- _Description of the task_:
Gather each line of the records where "name" appears.
[START Data extract]
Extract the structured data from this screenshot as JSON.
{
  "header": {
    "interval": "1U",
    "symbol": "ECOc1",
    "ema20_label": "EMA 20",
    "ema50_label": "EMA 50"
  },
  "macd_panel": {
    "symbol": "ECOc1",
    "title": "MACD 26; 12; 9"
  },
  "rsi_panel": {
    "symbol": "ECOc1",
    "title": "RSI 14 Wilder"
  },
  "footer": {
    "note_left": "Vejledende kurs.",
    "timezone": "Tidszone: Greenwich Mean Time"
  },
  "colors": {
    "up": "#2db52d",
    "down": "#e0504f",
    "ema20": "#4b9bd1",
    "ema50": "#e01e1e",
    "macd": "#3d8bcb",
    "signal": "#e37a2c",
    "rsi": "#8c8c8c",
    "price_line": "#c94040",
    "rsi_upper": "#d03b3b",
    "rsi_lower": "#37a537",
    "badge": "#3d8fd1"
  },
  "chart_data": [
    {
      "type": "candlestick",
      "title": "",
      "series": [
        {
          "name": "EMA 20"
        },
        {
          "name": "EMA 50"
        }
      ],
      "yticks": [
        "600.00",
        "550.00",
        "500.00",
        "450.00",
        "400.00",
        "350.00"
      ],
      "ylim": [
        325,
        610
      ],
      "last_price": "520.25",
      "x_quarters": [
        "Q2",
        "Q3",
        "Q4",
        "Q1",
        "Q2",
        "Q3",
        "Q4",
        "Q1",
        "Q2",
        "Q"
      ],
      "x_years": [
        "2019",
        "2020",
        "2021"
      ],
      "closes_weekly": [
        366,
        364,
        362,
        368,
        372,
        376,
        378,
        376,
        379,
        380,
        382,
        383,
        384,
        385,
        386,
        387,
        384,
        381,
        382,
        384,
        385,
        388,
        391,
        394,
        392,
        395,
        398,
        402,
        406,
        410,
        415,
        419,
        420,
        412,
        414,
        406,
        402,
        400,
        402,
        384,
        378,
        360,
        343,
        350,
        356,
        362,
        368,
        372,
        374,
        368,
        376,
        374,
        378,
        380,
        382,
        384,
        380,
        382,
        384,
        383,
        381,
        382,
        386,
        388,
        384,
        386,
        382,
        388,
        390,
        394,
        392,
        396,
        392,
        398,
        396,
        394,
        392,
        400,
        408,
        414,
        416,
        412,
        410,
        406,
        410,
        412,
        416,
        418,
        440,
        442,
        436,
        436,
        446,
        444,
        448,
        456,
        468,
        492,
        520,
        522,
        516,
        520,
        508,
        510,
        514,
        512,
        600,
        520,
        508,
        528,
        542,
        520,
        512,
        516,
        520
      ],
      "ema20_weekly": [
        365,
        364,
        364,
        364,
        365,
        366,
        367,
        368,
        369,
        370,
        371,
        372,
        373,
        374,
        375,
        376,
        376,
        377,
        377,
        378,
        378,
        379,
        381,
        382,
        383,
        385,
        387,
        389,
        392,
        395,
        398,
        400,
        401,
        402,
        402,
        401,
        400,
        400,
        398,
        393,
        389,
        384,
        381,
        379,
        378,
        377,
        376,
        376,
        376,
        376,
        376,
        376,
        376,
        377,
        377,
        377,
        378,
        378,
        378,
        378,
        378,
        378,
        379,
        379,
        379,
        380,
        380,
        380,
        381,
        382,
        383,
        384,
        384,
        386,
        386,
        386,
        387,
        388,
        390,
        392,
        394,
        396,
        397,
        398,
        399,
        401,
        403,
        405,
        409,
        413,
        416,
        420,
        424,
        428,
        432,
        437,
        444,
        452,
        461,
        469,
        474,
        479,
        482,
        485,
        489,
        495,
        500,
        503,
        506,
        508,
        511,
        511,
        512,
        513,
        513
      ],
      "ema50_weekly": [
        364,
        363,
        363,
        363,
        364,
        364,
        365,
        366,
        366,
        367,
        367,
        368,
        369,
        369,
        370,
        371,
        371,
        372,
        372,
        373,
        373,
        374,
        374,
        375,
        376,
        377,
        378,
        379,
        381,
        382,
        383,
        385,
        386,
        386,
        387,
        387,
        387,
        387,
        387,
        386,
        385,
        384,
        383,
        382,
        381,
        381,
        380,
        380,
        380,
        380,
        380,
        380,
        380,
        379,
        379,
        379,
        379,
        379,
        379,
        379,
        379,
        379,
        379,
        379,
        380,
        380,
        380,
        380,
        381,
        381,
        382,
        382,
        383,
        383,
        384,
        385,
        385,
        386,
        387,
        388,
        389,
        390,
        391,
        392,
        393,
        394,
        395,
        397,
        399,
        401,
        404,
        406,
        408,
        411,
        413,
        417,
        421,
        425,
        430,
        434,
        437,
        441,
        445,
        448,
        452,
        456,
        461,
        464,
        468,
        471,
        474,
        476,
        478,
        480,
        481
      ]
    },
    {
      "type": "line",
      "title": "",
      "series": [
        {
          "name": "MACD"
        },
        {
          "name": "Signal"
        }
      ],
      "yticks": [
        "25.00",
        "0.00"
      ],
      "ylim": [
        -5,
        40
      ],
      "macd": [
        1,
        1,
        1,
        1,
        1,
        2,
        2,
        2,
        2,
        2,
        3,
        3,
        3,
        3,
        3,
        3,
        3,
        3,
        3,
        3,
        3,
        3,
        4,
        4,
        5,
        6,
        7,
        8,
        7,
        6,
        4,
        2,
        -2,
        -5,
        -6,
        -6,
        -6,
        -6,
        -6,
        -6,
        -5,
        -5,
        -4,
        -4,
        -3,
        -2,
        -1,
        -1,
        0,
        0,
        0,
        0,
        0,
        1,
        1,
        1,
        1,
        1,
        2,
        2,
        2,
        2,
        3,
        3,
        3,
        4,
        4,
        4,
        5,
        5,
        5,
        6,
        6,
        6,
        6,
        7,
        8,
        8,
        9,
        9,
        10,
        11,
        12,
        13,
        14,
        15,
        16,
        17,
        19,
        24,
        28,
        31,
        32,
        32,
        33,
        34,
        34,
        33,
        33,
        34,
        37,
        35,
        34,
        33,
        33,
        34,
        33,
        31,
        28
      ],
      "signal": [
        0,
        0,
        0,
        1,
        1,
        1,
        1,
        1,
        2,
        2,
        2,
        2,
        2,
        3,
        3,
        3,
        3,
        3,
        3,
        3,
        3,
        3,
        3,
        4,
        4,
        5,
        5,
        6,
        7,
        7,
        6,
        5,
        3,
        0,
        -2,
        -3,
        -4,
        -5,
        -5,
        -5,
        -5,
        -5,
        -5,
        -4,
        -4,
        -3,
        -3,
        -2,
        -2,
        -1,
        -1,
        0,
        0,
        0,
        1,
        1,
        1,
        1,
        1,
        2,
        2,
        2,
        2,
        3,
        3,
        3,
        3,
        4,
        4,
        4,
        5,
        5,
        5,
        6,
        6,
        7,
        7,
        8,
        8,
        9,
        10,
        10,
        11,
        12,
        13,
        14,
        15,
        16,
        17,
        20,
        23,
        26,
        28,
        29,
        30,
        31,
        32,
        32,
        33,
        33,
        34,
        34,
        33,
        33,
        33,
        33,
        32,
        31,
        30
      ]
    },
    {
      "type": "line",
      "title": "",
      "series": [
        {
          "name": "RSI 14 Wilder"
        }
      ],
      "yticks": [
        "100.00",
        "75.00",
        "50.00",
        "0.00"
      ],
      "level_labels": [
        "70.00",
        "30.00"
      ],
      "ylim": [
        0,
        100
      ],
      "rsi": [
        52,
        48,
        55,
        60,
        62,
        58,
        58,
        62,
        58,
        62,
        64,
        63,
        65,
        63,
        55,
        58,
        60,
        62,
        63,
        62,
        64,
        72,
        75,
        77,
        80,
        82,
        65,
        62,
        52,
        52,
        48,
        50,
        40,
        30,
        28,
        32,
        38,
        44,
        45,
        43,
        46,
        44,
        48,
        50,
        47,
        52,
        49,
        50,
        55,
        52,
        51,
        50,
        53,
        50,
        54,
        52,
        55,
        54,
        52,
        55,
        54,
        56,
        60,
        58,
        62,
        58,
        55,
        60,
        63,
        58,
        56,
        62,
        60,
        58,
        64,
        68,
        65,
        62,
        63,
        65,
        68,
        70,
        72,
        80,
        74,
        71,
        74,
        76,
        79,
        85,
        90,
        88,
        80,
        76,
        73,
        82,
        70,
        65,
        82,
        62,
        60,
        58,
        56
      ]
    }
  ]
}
[END Data extract]
[START Data extract]
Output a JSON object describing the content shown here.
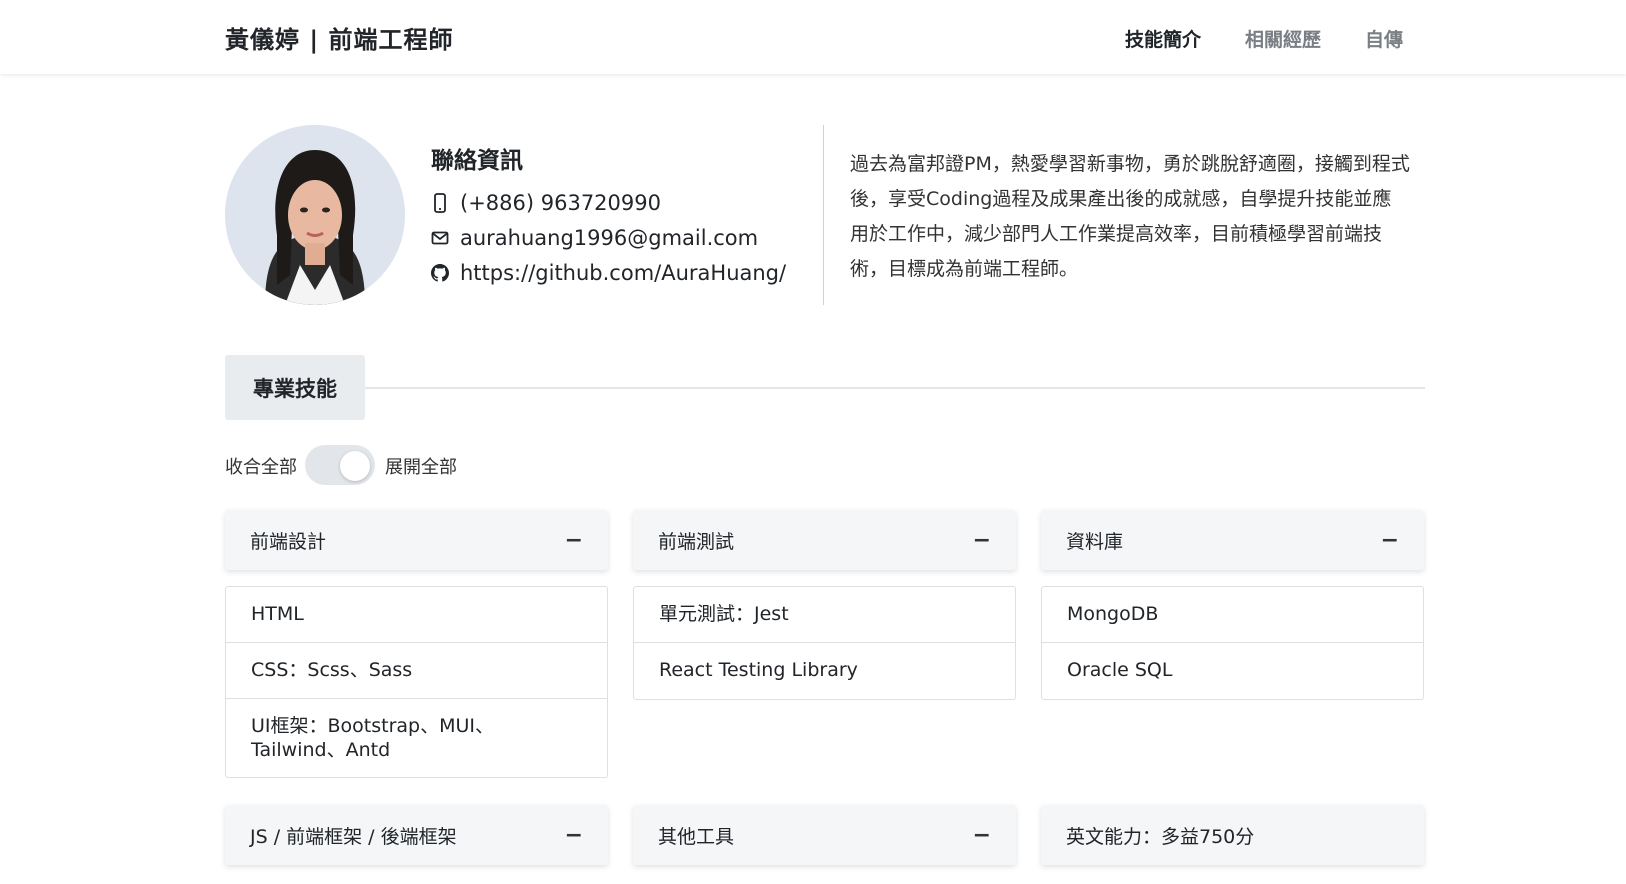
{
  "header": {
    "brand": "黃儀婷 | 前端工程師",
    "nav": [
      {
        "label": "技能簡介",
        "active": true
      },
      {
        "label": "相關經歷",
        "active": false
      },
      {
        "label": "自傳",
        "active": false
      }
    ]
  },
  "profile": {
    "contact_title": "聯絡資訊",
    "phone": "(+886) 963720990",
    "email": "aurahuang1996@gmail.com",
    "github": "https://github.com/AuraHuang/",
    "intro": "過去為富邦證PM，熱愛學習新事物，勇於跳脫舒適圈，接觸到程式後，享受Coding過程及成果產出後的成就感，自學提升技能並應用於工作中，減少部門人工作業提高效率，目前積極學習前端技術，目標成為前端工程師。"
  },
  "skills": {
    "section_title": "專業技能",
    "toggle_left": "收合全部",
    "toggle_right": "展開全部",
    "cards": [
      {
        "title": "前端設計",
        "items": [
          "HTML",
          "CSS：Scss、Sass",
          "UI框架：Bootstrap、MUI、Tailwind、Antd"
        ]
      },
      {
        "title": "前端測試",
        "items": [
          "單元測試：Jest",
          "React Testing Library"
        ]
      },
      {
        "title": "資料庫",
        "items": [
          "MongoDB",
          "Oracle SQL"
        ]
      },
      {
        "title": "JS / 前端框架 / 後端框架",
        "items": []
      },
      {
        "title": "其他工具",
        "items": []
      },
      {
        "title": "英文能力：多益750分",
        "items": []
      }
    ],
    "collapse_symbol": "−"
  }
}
[END Data extract]
[START Data extract]
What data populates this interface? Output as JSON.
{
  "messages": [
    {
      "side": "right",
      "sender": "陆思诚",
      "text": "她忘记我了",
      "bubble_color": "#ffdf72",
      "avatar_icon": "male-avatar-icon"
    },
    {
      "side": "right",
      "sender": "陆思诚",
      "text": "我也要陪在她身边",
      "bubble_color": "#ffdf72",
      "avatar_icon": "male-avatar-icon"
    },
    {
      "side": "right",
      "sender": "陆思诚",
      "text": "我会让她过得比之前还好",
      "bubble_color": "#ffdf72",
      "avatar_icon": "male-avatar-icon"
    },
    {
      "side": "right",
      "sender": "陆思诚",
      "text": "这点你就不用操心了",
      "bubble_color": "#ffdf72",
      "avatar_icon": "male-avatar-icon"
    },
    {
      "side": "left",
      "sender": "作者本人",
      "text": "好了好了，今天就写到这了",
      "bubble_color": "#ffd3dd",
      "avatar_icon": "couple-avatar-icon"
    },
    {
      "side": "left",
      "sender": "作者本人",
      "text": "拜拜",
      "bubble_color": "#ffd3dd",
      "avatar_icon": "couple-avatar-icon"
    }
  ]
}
[END Data extract]
- _Written reply_:
          "name": "EMA 20"
          "name": "EMA 50"
          "name": "MACD"
          "name": "Signal"
          "name": "RSI 14 Wilder"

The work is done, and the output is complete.